Problem set:
1. Answer these questions from the glioma imaging text.
(a) What has DSC MRI been shown to improve, compared with conventional MRI alone, in determining glioma grade?
(b) During how many days of therapy did Batchelor et al. evaluate the normalization of vasculature?
(c) What was found about the vascular normalization upon drug "holiday"?
2. Go on with the glioma imaging text, starting after its last sentence.
--- Excerpted text Enclosed Below ---
A number of noninvasive imaging techniques have been used to assess changes in microvasculature and response to therapy.19–21
Dynamic susceptibility contrast (DSC) magnetic resonance imaging (MRI) has been shown to improve sensitivity compared with conventional MRI alone in determining the glioma grade.22
Within the context of antiangiogenic therapy, Batchelor et al.3
used both DSC and dynamic contrast-enhanced (DCE) MRI, with a variety of other advanced imaging techniques, to evaluate the normalization of vasculature in recurrent GBM patients receiving adjuvant AZD2171 during the first 112 days of therapy. The authors observed a rapid functional vascular normalization in terms of both a reduction in vessel size and overall permeability, which was found to be reversible upon drug “holiday.” The changes in DSC and DCE imaging–derived perfusion parameters combined with differences in circulating collagen IV levels between pretherapy and 1-day post-therapy were combined to create a “vascular normalization index” that was predictive of overall survival (OS) and PFS for patients with recurrent GBM who received this therapy.23
How these parameters evolve during the full course of therapy for patients with newly diagnosed GBM and how they relate to radiographic response and outcome remain unknown.
--- End of Enclosed Excerpted text ---
--- Data excerpts Enclosed Below ---
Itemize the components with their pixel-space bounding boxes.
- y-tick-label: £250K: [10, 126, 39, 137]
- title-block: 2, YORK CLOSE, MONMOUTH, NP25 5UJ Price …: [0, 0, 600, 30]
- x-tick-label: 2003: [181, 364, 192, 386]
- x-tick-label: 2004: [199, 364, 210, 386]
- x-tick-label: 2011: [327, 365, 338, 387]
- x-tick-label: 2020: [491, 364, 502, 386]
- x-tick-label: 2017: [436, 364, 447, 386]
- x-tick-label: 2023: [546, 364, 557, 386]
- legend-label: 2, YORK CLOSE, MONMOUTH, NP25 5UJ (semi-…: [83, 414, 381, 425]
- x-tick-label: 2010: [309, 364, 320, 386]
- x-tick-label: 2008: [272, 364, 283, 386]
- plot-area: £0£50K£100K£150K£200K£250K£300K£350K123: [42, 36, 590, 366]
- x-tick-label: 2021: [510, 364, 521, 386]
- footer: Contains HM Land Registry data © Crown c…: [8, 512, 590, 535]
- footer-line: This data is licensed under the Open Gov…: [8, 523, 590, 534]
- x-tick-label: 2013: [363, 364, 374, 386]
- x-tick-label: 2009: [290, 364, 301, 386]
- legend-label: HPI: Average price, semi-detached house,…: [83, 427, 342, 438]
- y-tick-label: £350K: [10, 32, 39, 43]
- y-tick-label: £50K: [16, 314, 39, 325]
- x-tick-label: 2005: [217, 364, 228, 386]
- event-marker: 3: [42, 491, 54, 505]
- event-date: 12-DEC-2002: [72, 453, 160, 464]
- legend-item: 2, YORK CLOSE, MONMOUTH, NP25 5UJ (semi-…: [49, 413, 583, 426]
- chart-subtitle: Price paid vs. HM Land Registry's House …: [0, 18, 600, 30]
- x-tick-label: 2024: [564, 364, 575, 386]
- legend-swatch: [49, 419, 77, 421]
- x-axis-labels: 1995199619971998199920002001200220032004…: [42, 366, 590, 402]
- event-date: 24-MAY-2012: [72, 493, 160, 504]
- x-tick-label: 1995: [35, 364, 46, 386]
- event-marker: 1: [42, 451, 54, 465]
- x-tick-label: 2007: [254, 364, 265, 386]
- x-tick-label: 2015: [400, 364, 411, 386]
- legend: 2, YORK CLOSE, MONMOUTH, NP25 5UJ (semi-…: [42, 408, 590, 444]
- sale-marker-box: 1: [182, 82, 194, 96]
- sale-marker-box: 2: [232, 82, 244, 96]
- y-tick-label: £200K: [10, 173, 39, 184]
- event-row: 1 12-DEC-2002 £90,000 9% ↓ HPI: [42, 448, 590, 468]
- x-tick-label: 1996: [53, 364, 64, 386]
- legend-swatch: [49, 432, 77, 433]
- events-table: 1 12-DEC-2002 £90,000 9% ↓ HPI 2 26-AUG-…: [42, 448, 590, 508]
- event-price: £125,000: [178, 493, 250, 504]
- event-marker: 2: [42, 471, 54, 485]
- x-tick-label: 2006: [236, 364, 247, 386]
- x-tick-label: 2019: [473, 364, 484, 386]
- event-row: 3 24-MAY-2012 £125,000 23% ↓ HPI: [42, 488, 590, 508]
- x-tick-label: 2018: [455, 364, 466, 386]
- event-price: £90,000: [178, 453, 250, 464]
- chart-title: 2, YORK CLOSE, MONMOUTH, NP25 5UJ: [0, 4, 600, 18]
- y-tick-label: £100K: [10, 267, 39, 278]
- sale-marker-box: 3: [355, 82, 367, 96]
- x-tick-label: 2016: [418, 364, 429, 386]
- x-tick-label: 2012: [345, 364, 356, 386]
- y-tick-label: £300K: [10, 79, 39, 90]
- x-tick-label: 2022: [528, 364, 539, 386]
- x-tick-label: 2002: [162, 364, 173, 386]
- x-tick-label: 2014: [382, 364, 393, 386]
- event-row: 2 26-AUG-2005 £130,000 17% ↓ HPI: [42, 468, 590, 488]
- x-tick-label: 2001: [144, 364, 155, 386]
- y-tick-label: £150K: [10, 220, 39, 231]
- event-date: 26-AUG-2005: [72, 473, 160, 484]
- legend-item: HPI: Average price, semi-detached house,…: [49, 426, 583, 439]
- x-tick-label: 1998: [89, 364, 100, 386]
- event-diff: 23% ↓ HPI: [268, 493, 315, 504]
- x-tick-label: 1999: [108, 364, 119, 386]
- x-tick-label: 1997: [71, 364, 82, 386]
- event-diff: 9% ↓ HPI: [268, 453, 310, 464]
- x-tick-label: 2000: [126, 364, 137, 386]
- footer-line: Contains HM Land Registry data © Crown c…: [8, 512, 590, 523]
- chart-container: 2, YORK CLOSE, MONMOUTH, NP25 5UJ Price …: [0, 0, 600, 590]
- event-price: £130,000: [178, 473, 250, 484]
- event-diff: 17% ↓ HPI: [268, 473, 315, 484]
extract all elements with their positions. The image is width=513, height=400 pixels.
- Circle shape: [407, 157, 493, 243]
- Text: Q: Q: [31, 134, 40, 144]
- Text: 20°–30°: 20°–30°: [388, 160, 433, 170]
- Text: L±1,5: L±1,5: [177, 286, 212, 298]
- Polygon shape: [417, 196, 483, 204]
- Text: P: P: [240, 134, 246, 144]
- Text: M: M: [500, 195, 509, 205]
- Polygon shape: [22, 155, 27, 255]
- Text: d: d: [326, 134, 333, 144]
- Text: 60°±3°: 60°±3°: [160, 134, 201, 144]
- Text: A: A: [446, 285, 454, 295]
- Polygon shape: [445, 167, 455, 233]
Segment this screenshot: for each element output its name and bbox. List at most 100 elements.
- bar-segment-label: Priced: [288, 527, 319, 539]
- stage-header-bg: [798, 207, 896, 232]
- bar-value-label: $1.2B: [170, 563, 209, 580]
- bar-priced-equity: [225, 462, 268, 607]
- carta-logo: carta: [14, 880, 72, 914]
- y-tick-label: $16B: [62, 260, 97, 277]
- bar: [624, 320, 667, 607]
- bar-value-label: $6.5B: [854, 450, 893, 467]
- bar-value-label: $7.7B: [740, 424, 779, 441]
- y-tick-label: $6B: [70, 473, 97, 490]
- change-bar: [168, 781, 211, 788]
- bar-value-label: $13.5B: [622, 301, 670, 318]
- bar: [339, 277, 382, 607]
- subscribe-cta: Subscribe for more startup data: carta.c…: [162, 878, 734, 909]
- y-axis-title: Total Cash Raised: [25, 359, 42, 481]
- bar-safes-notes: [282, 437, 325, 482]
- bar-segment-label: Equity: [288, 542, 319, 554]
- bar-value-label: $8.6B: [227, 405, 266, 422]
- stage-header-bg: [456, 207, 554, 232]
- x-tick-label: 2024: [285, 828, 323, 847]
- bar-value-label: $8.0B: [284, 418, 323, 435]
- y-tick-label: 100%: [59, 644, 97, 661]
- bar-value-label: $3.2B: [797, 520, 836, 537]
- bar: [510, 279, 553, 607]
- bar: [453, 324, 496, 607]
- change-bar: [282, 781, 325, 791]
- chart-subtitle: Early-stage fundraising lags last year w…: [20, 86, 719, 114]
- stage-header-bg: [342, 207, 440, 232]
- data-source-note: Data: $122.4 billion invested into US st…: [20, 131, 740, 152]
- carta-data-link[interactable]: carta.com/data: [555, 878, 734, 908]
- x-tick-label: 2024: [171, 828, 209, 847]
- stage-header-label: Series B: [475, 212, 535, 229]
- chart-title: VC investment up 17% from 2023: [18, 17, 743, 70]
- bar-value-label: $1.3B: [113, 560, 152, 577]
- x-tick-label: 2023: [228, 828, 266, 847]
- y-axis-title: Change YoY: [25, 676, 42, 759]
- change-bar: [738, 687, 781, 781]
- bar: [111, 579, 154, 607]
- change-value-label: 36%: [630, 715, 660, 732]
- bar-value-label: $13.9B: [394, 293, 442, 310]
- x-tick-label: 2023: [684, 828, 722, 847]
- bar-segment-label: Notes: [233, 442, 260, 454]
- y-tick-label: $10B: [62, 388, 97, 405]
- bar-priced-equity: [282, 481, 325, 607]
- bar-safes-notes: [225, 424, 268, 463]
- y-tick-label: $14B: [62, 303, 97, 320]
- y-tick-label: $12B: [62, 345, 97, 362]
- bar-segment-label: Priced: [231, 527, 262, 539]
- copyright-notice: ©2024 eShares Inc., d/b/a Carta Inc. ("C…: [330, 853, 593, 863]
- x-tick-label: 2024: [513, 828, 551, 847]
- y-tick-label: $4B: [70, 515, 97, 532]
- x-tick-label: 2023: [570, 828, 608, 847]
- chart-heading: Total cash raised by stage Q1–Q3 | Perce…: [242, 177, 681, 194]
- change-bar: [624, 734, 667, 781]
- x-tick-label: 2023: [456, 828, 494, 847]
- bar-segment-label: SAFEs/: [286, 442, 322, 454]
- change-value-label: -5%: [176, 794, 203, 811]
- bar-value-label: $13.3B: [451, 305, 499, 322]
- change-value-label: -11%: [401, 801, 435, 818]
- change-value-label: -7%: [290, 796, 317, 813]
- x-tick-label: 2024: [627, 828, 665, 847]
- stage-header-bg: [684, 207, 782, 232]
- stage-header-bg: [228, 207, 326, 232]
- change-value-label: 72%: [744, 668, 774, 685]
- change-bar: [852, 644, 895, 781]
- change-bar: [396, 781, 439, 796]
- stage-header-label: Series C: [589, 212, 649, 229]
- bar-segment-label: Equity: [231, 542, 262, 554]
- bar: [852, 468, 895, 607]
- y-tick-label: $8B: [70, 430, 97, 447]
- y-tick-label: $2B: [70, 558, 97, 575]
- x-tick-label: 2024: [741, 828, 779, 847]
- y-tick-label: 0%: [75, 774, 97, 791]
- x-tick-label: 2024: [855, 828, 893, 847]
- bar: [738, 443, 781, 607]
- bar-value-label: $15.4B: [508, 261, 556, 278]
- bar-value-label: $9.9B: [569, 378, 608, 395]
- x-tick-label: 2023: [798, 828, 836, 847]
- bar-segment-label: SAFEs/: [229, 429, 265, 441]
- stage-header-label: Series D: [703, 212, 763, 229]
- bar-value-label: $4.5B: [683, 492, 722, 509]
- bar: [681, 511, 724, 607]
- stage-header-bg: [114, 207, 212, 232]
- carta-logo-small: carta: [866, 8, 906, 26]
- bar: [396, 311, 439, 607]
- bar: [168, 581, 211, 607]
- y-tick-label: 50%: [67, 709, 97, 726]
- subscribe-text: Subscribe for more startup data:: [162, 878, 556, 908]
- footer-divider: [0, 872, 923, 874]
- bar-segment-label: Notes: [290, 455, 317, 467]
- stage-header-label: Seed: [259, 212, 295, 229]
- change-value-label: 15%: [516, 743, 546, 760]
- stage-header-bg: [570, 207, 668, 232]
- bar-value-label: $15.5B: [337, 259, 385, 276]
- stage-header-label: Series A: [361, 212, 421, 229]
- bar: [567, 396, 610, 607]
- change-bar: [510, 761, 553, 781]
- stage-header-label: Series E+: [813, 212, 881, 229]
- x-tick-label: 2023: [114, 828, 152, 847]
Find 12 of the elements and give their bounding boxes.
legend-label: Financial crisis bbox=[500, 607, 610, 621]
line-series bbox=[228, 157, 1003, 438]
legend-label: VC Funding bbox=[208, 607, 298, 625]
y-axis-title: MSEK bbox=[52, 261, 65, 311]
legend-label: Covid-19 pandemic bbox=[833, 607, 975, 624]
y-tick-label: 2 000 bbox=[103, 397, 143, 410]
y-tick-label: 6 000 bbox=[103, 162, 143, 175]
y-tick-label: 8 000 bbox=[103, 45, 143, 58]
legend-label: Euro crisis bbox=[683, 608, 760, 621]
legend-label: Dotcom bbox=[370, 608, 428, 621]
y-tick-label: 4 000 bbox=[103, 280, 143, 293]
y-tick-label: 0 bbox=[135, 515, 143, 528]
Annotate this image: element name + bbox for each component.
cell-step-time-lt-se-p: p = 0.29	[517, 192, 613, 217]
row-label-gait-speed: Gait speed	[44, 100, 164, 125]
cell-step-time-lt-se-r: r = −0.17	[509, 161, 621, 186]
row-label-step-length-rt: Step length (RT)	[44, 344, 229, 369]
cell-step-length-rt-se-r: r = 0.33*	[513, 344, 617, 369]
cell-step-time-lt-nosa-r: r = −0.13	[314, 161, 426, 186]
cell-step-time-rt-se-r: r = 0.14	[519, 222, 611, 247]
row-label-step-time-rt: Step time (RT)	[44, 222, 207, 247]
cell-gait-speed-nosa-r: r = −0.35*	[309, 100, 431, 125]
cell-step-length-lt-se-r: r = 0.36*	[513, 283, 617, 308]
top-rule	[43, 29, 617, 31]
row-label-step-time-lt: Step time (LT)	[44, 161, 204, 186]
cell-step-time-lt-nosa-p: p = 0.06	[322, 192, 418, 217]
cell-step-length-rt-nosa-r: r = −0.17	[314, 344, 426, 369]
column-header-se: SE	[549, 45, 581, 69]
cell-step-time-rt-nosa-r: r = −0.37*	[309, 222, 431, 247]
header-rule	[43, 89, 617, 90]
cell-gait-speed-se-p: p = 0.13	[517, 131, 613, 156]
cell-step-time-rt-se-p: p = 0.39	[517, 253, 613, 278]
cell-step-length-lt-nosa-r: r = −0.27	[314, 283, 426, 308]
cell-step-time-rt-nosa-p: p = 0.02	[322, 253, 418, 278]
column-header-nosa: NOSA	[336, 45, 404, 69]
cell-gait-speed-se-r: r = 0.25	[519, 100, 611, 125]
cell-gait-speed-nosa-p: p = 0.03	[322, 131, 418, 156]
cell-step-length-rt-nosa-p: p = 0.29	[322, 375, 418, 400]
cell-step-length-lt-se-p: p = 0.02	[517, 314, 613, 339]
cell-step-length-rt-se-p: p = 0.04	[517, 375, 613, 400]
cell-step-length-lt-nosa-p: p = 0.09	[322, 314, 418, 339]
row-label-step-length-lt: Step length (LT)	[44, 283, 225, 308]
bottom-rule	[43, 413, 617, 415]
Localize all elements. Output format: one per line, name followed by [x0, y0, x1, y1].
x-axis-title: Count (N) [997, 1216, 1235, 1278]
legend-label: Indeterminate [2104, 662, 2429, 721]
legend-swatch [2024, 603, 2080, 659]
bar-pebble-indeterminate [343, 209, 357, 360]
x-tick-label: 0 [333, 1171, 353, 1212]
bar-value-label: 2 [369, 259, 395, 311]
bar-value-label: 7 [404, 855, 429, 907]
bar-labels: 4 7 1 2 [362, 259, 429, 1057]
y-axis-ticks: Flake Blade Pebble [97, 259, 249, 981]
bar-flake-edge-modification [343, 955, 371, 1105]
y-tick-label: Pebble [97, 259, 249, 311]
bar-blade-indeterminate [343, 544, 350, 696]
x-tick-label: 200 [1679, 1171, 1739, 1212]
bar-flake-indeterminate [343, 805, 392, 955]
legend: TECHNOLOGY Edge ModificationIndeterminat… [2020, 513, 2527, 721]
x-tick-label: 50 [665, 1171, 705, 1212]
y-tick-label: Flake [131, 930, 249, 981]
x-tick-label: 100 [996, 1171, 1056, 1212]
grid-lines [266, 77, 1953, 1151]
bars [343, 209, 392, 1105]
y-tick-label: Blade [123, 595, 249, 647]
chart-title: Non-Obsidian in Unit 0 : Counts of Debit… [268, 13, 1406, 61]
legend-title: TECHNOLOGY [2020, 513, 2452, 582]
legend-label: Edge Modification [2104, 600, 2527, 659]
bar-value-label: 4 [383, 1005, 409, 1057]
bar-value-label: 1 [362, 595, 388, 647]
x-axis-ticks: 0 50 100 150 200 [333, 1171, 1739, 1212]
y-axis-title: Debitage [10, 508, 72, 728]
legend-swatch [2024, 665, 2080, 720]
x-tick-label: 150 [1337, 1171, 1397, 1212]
--- End of Enclosed Data excerpts ---
Expected outputs:
1.
(a) Sensitivity.
(b) The first 112 days.
(c) It was found to be reversible.

2.
The previous work with DSC perfusion MRI has made it an alluring technique for evaluating response to antiangiogenic therapy. There is the potential for addressing challenges specific to assessing the efficacy of antiangiogenic agents in clinical trials, including (i) the identification of subpopulations that would benefit most from this therapy and (ii) the recognition of early markers of progressive disease in the case of tumor recurrence.17
The present study was designed to investigate the use of DSC perfusion MRI to identify early predictors of overall response to antiangiogenic therapy as well as to evaluate distinct changes in MR parameters during therapy that may be predictive of imminent progression.